- [JOB] Write out all of the lines below, exactly and completely.

Figure data in JSON
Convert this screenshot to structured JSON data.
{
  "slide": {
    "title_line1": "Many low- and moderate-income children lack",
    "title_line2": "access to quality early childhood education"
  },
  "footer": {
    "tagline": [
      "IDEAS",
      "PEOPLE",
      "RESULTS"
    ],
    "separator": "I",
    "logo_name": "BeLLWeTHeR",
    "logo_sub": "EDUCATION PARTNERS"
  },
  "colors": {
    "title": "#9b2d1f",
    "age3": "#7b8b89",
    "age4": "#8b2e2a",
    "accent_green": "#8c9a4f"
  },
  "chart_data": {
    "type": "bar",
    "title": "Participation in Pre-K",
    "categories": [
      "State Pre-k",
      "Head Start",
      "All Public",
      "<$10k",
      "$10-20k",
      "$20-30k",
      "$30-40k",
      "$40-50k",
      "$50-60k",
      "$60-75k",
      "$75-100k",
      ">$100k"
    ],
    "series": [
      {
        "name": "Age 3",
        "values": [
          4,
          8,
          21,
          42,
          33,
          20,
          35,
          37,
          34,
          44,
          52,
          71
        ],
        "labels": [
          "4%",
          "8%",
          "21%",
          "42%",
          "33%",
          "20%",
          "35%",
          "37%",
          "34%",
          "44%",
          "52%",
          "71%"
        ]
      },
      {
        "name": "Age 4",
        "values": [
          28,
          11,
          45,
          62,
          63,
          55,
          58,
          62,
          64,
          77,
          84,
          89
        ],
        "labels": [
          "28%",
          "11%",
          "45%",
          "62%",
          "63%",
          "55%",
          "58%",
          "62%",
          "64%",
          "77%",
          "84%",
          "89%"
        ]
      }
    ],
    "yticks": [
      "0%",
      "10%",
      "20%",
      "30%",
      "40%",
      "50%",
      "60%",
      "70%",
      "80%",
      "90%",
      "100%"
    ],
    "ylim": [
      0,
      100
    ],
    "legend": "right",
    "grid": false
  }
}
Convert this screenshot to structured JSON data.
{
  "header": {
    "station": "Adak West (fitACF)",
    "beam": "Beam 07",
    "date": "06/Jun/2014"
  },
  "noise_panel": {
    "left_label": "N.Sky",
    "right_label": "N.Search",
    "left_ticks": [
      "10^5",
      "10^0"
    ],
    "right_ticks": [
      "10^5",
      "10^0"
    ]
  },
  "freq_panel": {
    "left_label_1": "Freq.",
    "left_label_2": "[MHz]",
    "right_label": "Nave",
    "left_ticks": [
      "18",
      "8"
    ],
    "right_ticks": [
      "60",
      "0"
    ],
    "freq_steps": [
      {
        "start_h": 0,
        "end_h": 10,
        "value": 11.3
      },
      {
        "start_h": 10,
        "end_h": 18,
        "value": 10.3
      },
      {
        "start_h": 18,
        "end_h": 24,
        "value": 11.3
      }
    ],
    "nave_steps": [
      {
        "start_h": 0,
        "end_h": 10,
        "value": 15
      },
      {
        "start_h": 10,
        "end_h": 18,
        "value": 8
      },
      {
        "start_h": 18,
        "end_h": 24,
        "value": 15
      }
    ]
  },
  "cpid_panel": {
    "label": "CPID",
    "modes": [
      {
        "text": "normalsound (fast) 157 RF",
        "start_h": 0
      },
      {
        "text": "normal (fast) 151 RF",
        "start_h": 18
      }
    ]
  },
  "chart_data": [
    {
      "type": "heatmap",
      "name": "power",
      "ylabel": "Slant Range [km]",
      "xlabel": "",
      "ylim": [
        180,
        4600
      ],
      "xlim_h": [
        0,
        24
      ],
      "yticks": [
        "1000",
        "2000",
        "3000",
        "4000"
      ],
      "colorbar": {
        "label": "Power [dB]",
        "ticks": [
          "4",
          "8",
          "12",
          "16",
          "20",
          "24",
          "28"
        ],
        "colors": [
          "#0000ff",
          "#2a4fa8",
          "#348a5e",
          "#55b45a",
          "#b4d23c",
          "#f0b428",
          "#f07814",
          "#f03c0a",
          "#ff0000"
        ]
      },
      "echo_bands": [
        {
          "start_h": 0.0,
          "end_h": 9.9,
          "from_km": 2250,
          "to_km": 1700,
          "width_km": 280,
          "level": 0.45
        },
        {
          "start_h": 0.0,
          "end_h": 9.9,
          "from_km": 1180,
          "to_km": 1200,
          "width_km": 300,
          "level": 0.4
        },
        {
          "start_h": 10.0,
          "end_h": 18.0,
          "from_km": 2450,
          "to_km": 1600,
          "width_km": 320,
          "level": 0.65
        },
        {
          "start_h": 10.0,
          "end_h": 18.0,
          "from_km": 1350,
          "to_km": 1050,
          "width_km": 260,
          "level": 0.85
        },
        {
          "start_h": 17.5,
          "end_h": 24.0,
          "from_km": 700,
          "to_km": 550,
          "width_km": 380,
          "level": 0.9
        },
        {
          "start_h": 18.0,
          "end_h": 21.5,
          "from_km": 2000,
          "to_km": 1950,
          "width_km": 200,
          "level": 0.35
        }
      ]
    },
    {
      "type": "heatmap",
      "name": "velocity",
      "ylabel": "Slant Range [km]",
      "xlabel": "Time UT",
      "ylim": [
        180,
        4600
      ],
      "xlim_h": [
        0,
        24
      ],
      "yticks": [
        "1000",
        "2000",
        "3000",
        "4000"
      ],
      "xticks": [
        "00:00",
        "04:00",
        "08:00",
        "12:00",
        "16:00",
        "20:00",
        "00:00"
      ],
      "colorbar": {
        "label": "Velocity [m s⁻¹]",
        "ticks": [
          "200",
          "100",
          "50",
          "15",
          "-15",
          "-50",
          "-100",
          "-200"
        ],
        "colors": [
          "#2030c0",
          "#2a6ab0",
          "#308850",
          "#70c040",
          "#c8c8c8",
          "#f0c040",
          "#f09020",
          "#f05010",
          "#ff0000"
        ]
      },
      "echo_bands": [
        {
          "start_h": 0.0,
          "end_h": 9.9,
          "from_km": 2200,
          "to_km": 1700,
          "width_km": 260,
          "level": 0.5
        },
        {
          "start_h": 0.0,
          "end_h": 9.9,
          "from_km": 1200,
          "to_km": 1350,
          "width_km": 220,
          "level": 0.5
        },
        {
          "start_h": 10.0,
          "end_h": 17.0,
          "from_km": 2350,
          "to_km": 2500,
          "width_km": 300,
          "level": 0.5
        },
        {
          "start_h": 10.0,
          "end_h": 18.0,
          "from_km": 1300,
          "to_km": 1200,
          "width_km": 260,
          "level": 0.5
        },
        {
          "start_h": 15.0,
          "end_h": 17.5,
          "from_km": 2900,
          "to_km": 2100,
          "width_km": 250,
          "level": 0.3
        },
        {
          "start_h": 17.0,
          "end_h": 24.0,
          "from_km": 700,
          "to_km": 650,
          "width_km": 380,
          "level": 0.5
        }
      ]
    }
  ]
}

- [EXERCISE OUTPUT]
Convert this screenshot to structured JSON data.
{
  "slide": {
    "title_line1": "Many low- and moderate-income children lack",
    "title_line2": "access to quality early childhood education"
  },
  "footer": {
    "tagline": [
      "IDEAS",
      "PEOPLE",
      "RESULTS"
    ],
    "separator": "I",
    "logo_name": "BeLLWeTHeR",
    "logo_sub": "EDUCATION PARTNERS"
  },
  "colors": {
    "title": "#9b2d1f",
    "age3": "#7b8b89",
    "age4": "#8b2e2a",
    "accent_green": "#8c9a4f"
  },
  "chart_data": {
    "type": "bar",
    "title": "Participation in Pre-K",
    "categories": [
      "State Pre-k",
      "Head Start",
      "All Public",
      "<$10k",
      "$10-20k",
      "$20-30k",
      "$30-40k",
      "$40-50k",
      "$50-60k",
      "$60-75k",
      "$75-100k",
      ">$100k"
    ],
    "series": [
      {
        "name": "Age 3",
        "values": [
          4,
          8,
          21,
          42,
          33,
          20,
          35,
          37,
          34,
          44,
          52,
          71
        ],
        "labels": [
          "4%",
          "8%",
          "21%",
          "42%",
          "33%",
          "20%",
          "35%",
          "37%",
          "34%",
          "44%",
          "52%",
          "71%"
        ]
      },
      {
        "name": "Age 4",
        "values": [
          28,
          11,
          45,
          62,
          63,
          55,
          58,
          62,
          64,
          77,
          84,
          89
        ],
        "labels": [
          "28%",
          "11%",
          "45%",
          "62%",
          "63%",
          "55%",
          "58%",
          "62%",
          "64%",
          "77%",
          "84%",
          "89%"
        ]
      }
    ],
    "yticks": [
      "0%",
      "10%",
      "20%",
      "30%",
      "40%",
      "50%",
      "60%",
      "70%",
      "80%",
      "90%",
      "100%"
    ],
    "ylim": [
      0,
      100
    ],
    "legend": "right",
    "grid": false
  }
}
Convert this screenshot to structured JSON data.
{
  "header": {
    "station": "Adak West (fitACF)",
    "beam": "Beam 07",
    "date": "06/Jun/2014"
  },
  "noise_panel": {
    "left_label": "N.Sky",
    "right_label": "N.Search",
    "left_ticks": [
      "10^5",
      "10^0"
    ],
    "right_ticks": [
      "10^5",
      "10^0"
    ]
  },
  "freq_panel": {
    "left_label_1": "Freq.",
    "left_label_2": "[MHz]",
    "right_label": "Nave",
    "left_ticks": [
      "18",
      "8"
    ],
    "right_ticks": [
      "60",
      "0"
    ],
    "freq_steps": [
      {
        "start_h": 0,
        "end_h": 10,
        "value": 11.3
      },
      {
        "start_h": 10,
        "end_h": 18,
        "value": 10.3
      },
      {
        "start_h": 18,
        "end_h": 24,
        "value": 11.3
      }
    ],
    "nave_steps": [
      {
        "start_h": 0,
        "end_h": 10,
        "value": 15
      },
      {
        "start_h": 10,
        "end_h": 18,
        "value": 8
      },
      {
        "start_h": 18,
        "end_h": 24,
        "value": 15
      }
    ]
  },
  "cpid_panel": {
    "label": "CPID",
    "modes": [
      {
        "text": "normalsound (fast) 157 RF",
        "start_h": 0
      },
      {
        "text": "normal (fast) 151 RF",
        "start_h": 18
      }
    ]
  },
  "chart_data": [
    {
      "type": "heatmap",
      "name": "power",
      "ylabel": "Slant Range [km]",
      "xlabel": "",
      "ylim": [
        180,
        4600
      ],
      "xlim_h": [
        0,
        24
      ],
      "yticks": [
        "1000",
        "2000",
        "3000",
        "4000"
      ],
      "colorbar": {
        "label": "Power [dB]",
        "ticks": [
          "4",
          "8",
          "12",
          "16",
          "20",
          "24",
          "28"
        ],
        "colors": [
          "#0000ff",
          "#2a4fa8",
          "#348a5e",
          "#55b45a",
          "#b4d23c",
          "#f0b428",
          "#f07814",
          "#f03c0a",
          "#ff0000"
        ]
      },
      "echo_bands": [
        {
          "start_h": 0.0,
          "end_h": 9.9,
          "from_km": 2250,
          "to_km": 1700,
          "width_km": 280,
          "level": 0.45
        },
        {
          "start_h": 0.0,
          "end_h": 9.9,
          "from_km": 1180,
          "to_km": 1200,
          "width_km": 300,
          "level": 0.4
        },
        {
          "start_h": 10.0,
          "end_h": 18.0,
          "from_km": 2450,
          "to_km": 1600,
          "width_km": 320,
          "level": 0.65
        },
        {
          "start_h": 10.0,
          "end_h": 18.0,
          "from_km": 1350,
          "to_km": 1050,
          "width_km": 260,
          "level": 0.85
        },
        {
          "start_h": 17.5,
          "end_h": 24.0,
          "from_km": 700,
          "to_km": 550,
          "width_km": 380,
          "level": 0.9
        },
        {
          "start_h": 18.0,
          "end_h": 21.5,
          "from_km": 2000,
          "to_km": 1950,
          "width_km": 200,
          "level": 0.35
        }
      ]
    },
    {
      "type": "heatmap",
      "name": "velocity",
      "ylabel": "Slant Range [km]",
      "xlabel": "Time UT",
      "ylim": [
        180,
        4600
      ],
      "xlim_h": [
        0,
        24
      ],
      "yticks": [
        "1000",
        "2000",
        "3000",
        "4000"
      ],
      "xticks": [
        "00:00",
        "04:00",
        "08:00",
        "12:00",
        "16:00",
        "20:00",
        "00:00"
      ],
      "colorbar": {
        "label": "Velocity [m s⁻¹]",
        "ticks": [
          "200",
          "100",
          "50",
          "15",
          "-15",
          "-50",
          "-100",
          "-200"
        ],
        "colors": [
          "#2030c0",
          "#2a6ab0",
          "#308850",
          "#70c040",
          "#c8c8c8",
          "#f0c040",
          "#f09020",
          "#f05010",
          "#ff0000"
        ]
      },
      "echo_bands": [
        {
          "start_h": 0.0,
          "end_h": 9.9,
          "from_km": 2200,
          "to_km": 1700,
          "width_km": 260,
          "level": 0.5
        },
        {
          "start_h": 0.0,
          "end_h": 9.9,
          "from_km": 1200,
          "to_km": 1350,
          "width_km": 220,
          "level": 0.5
        },
        {
          "start_h": 10.0,
          "end_h": 17.0,
          "from_km": 2350,
          "to_km": 2500,
          "width_km": 300,
          "level": 0.5
        },
        {
          "start_h": 10.0,
          "end_h": 18.0,
          "from_km": 1300,
          "to_km": 1200,
          "width_km": 260,
          "level": 0.5
        },
        {
          "start_h": 15.0,
          "end_h": 17.5,
          "from_km": 2900,
          "to_km": 2100,
          "width_km": 250,
          "level": 0.3
        },
        {
          "start_h": 17.0,
          "end_h": 24.0,
          "from_km": 700,
          "to_km": 650,
          "width_km": 380,
          "level": 0.5
        }
      ]
    }
  ]
}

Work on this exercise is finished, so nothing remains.